**Task brief**: Retype the records below word for word and omit any image.

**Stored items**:
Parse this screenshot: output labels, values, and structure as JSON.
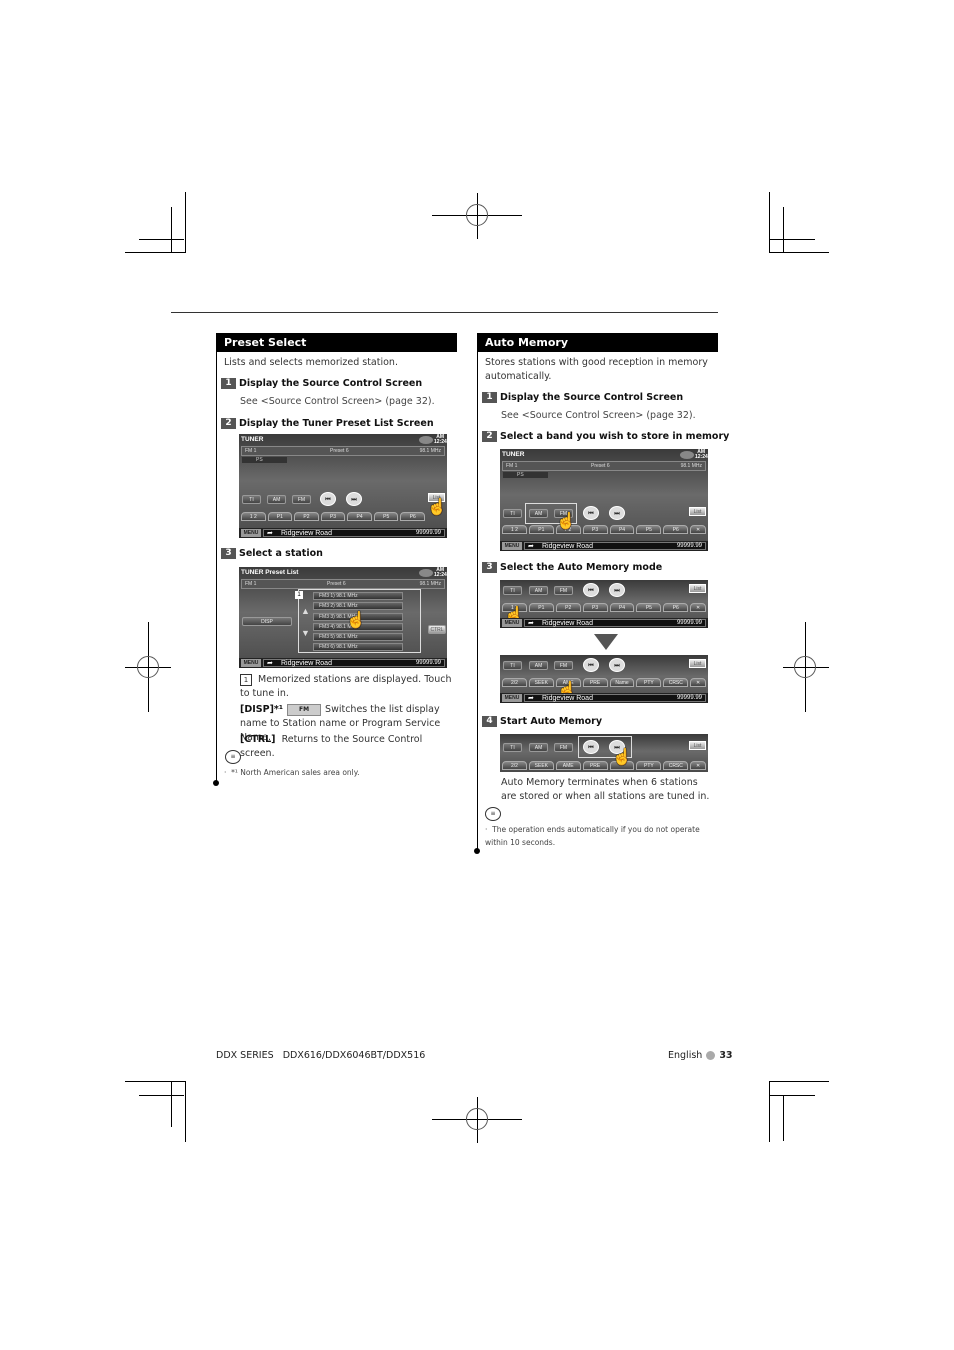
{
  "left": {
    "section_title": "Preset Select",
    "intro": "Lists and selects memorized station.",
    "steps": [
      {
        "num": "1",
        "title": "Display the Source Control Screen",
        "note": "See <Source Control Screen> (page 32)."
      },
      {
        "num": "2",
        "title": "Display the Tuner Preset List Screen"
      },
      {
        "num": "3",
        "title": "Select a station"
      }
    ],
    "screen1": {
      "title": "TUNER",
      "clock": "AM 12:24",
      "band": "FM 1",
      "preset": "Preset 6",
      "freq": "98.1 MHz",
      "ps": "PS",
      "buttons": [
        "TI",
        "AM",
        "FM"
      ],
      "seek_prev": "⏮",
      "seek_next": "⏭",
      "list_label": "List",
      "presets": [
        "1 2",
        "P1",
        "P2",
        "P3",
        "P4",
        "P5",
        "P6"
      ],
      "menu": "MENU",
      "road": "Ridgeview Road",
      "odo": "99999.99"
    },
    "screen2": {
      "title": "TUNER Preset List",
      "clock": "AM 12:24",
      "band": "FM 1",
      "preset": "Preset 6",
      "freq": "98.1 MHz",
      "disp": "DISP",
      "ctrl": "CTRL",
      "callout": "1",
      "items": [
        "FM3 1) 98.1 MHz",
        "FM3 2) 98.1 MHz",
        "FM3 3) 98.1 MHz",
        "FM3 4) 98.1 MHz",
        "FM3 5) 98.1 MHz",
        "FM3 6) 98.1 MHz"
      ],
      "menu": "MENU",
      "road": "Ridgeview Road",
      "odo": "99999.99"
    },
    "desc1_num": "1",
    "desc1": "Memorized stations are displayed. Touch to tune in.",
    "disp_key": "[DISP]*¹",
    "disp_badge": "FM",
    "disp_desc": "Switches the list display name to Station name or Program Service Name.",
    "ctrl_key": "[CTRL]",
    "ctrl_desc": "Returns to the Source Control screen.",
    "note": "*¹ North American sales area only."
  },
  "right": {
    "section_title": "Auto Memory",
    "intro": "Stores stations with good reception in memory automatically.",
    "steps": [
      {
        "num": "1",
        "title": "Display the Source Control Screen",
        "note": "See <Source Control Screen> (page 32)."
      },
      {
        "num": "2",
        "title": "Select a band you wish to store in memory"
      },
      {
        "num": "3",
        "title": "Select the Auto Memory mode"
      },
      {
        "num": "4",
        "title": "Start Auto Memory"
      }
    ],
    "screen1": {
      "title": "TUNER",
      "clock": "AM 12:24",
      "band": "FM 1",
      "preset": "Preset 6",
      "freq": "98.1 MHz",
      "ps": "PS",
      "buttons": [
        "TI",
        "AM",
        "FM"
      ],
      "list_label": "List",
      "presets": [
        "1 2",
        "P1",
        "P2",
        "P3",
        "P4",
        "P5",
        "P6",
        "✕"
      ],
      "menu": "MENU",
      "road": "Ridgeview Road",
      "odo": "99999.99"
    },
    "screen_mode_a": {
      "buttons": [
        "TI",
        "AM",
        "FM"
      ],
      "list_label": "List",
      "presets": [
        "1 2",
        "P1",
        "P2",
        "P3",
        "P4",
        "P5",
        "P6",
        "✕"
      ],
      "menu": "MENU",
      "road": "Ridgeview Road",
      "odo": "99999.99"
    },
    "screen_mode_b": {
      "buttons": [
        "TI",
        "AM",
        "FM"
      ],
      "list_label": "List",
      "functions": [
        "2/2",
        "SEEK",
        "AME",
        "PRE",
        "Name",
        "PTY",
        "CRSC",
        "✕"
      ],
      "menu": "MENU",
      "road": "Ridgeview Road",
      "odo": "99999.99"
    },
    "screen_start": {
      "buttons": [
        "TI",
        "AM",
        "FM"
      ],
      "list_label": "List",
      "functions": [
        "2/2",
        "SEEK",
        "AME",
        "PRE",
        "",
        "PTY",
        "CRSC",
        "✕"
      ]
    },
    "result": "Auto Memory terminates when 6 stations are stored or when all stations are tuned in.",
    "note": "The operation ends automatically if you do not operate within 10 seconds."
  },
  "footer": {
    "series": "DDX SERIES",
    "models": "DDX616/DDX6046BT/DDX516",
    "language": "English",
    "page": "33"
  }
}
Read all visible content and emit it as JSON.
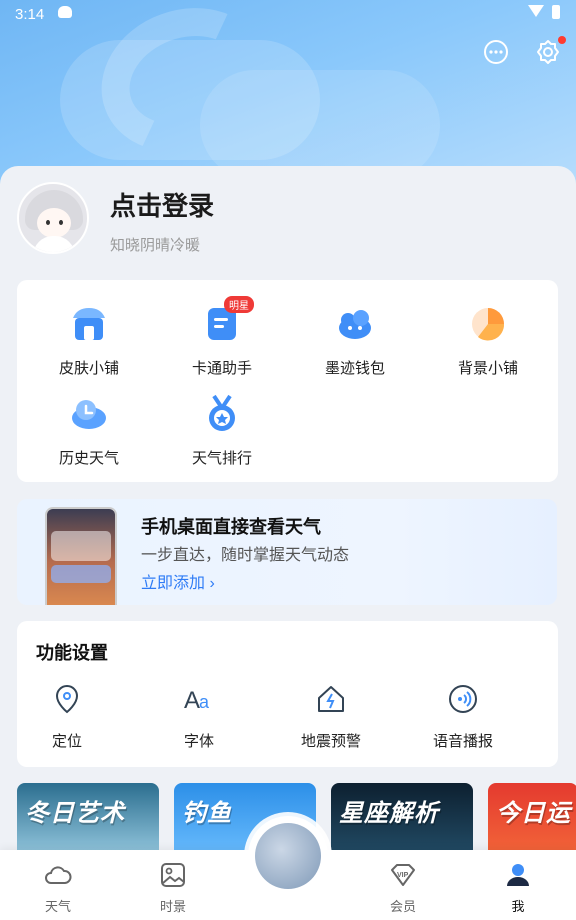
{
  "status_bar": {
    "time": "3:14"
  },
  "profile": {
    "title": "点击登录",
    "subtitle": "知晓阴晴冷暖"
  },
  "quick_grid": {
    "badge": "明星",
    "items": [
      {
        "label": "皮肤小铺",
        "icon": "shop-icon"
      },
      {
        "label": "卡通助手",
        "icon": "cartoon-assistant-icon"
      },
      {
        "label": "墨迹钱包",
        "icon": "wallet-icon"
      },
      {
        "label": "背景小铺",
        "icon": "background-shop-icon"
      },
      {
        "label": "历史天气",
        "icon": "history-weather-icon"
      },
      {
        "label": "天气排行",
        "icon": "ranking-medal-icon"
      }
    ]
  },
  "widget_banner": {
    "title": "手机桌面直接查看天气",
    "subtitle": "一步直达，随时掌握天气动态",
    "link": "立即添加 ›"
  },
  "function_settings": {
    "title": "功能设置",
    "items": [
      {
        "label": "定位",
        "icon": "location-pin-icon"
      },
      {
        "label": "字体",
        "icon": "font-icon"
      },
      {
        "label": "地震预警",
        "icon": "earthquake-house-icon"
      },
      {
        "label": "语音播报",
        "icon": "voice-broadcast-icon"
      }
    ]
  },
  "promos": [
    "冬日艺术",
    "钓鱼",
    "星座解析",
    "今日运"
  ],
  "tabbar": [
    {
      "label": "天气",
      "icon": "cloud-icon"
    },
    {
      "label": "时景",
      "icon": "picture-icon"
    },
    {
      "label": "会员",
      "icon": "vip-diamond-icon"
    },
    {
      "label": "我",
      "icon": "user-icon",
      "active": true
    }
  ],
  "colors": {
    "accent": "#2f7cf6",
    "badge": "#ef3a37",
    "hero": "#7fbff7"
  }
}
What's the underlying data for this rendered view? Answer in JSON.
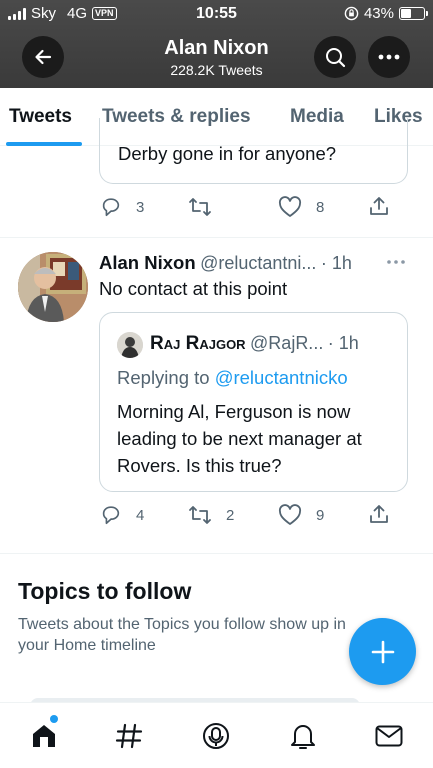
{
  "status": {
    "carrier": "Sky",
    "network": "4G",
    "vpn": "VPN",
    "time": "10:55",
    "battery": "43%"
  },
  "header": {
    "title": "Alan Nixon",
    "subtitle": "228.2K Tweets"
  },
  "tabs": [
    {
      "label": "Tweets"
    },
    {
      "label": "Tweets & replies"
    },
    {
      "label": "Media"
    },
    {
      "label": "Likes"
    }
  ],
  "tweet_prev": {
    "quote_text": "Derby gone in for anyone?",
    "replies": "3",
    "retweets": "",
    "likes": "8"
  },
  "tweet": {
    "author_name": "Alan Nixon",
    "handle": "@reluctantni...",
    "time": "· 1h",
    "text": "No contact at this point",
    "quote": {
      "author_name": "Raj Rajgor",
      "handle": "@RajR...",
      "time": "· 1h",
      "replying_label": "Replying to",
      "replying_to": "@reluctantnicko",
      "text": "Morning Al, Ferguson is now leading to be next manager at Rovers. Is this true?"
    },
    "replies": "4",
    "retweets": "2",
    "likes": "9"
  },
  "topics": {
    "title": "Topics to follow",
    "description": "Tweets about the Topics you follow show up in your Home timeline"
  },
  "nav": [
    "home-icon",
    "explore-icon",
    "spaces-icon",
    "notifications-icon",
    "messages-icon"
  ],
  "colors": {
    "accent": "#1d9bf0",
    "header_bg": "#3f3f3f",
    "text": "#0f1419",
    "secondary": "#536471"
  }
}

**Worked answer**:
Parse this screenshot: output labels, values, and structure as JSON.
{
  "left": {
    "section_title": "Preset Select",
    "intro": "Lists and selects memorized station.",
    "steps": [
      {
        "num": "1",
        "title": "Display the Source Control Screen",
        "note": "See <Source Control Screen> (page 32)."
      },
      {
        "num": "2",
        "title": "Display the Tuner Preset List Screen"
      },
      {
        "num": "3",
        "title": "Select a station"
      }
    ],
    "screen1": {
      "title": "TUNER",
      "clock": "AM 12:24",
      "band": "FM 1",
      "preset": "Preset 6",
      "freq": "98.1 MHz",
      "ps": "PS",
      "buttons": [
        "TI",
        "AM",
        "FM"
      ],
      "seek_prev": "⏮",
      "seek_next": "⏭",
      "list_label": "List",
      "presets": [
        "1 2",
        "P1",
        "P2",
        "P3",
        "P4",
        "P5",
        "P6"
      ],
      "menu": "MENU",
      "road": "Ridgeview Road",
      "odo": "99999.99"
    },
    "screen2": {
      "title": "TUNER Preset List",
      "clock": "AM 12:24",
      "band": "FM 1",
      "preset": "Preset 6",
      "freq": "98.1 MHz",
      "disp": "DISP",
      "ctrl": "CTRL",
      "callout": "1",
      "items": [
        "FM3 1) 98.1 MHz",
        "FM3 2) 98.1 MHz",
        "FM3 3) 98.1 MHz",
        "FM3 4) 98.1 MHz",
        "FM3 5) 98.1 MHz",
        "FM3 6) 98.1 MHz"
      ],
      "menu": "MENU",
      "road": "Ridgeview Road",
      "odo": "99999.99"
    },
    "desc1_num": "1",
    "desc1": "Memorized stations are displayed. Touch to tune in.",
    "disp_key": "[DISP]*¹",
    "disp_badge": "FM",
    "disp_desc": "Switches the list display name to Station name or Program Service Name.",
    "ctrl_key": "[CTRL]",
    "ctrl_desc": "Returns to the Source Control screen.",
    "note": "*¹ North American sales area only."
  },
  "right": {
    "section_title": "Auto Memory",
    "intro": "Stores stations with good reception in memory automatically.",
    "steps": [
      {
        "num": "1",
        "title": "Display the Source Control Screen",
        "note": "See <Source Control Screen> (page 32)."
      },
      {
        "num": "2",
        "title": "Select a band you wish to store in memory"
      },
      {
        "num": "3",
        "title": "Select the Auto Memory mode"
      },
      {
        "num": "4",
        "title": "Start Auto Memory"
      }
    ],
    "screen1": {
      "title": "TUNER",
      "clock": "AM 12:24",
      "band": "FM 1",
      "preset": "Preset 6",
      "freq": "98.1 MHz",
      "ps": "PS",
      "buttons": [
        "TI",
        "AM",
        "FM"
      ],
      "list_label": "List",
      "presets": [
        "1 2",
        "P1",
        "P2",
        "P3",
        "P4",
        "P5",
        "P6",
        "✕"
      ],
      "menu": "MENU",
      "road": "Ridgeview Road",
      "odo": "99999.99"
    },
    "screen_mode_a": {
      "buttons": [
        "TI",
        "AM",
        "FM"
      ],
      "list_label": "List",
      "presets": [
        "1 2",
        "P1",
        "P2",
        "P3",
        "P4",
        "P5",
        "P6",
        "✕"
      ],
      "menu": "MENU",
      "road": "Ridgeview Road",
      "odo": "99999.99"
    },
    "screen_mode_b": {
      "buttons": [
        "TI",
        "AM",
        "FM"
      ],
      "list_label": "List",
      "functions": [
        "2/2",
        "SEEK",
        "AME",
        "PRE",
        "Name",
        "PTY",
        "CRSC",
        "✕"
      ],
      "menu": "MENU",
      "road": "Ridgeview Road",
      "odo": "99999.99"
    },
    "screen_start": {
      "buttons": [
        "TI",
        "AM",
        "FM"
      ],
      "list_label": "List",
      "functions": [
        "2/2",
        "SEEK",
        "AME",
        "PRE",
        "",
        "PTY",
        "CRSC",
        "✕"
      ]
    },
    "result": "Auto Memory terminates when 6 stations are stored or when all stations are tuned in.",
    "note": "The operation ends automatically if you do not operate within 10 seconds."
  },
  "footer": {
    "series": "DDX SERIES",
    "models": "DDX616/DDX6046BT/DDX516",
    "language": "English",
    "page": "33"
  }
}
Read all visible content and emit it as JSON.
{
  "status_bar": {
    "time": "3:14"
  },
  "profile": {
    "title": "点击登录",
    "subtitle": "知晓阴晴冷暖"
  },
  "quick_grid": {
    "badge": "明星",
    "items": [
      {
        "label": "皮肤小铺",
        "icon": "shop-icon"
      },
      {
        "label": "卡通助手",
        "icon": "cartoon-assistant-icon"
      },
      {
        "label": "墨迹钱包",
        "icon": "wallet-icon"
      },
      {
        "label": "背景小铺",
        "icon": "background-shop-icon"
      },
      {
        "label": "历史天气",
        "icon": "history-weather-icon"
      },
      {
        "label": "天气排行",
        "icon": "ranking-medal-icon"
      }
    ]
  },
  "widget_banner": {
    "title": "手机桌面直接查看天气",
    "subtitle": "一步直达，随时掌握天气动态",
    "link": "立即添加 ›"
  },
  "function_settings": {
    "title": "功能设置",
    "items": [
      {
        "label": "定位",
        "icon": "location-pin-icon"
      },
      {
        "label": "字体",
        "icon": "font-icon"
      },
      {
        "label": "地震预警",
        "icon": "earthquake-house-icon"
      },
      {
        "label": "语音播报",
        "icon": "voice-broadcast-icon"
      }
    ]
  },
  "promos": [
    "冬日艺术",
    "钓鱼",
    "星座解析",
    "今日运"
  ],
  "tabbar": [
    {
      "label": "天气",
      "icon": "cloud-icon"
    },
    {
      "label": "时景",
      "icon": "picture-icon"
    },
    {
      "label": "会员",
      "icon": "vip-diamond-icon"
    },
    {
      "label": "我",
      "icon": "user-icon",
      "active": true
    }
  ],
  "colors": {
    "accent": "#2f7cf6",
    "badge": "#ef3a37",
    "hero": "#7fbff7"
  }
}
What's the underlying data for this rendered view? Answer in JSON.
{
  "status": {
    "carrier": "Sky",
    "network": "4G",
    "vpn": "VPN",
    "time": "10:55",
    "battery": "43%"
  },
  "header": {
    "title": "Alan Nixon",
    "subtitle": "228.2K Tweets"
  },
  "tabs": [
    {
      "label": "Tweets"
    },
    {
      "label": "Tweets & replies"
    },
    {
      "label": "Media"
    },
    {
      "label": "Likes"
    }
  ],
  "tweet_prev": {
    "quote_text": "Derby gone in for anyone?",
    "replies": "3",
    "retweets": "",
    "likes": "8"
  },
  "tweet": {
    "author_name": "Alan Nixon",
    "handle": "@reluctantni...",
    "time": "· 1h",
    "text": "No contact at this point",
    "quote": {
      "author_name": "Raj Rajgor",
      "handle": "@RajR...",
      "time": "· 1h",
      "replying_label": "Replying to",
      "replying_to": "@reluctantnicko",
      "text": "Morning Al, Ferguson is now leading to be next manager at Rovers. Is this true?"
    },
    "replies": "4",
    "retweets": "2",
    "likes": "9"
  },
  "topics": {
    "title": "Topics to follow",
    "description": "Tweets about the Topics you follow show up in your Home timeline"
  },
  "nav": [
    "home-icon",
    "explore-icon",
    "spaces-icon",
    "notifications-icon",
    "messages-icon"
  ],
  "colors": {
    "accent": "#1d9bf0",
    "header_bg": "#3f3f3f",
    "text": "#0f1419",
    "secondary": "#536471"
  }
}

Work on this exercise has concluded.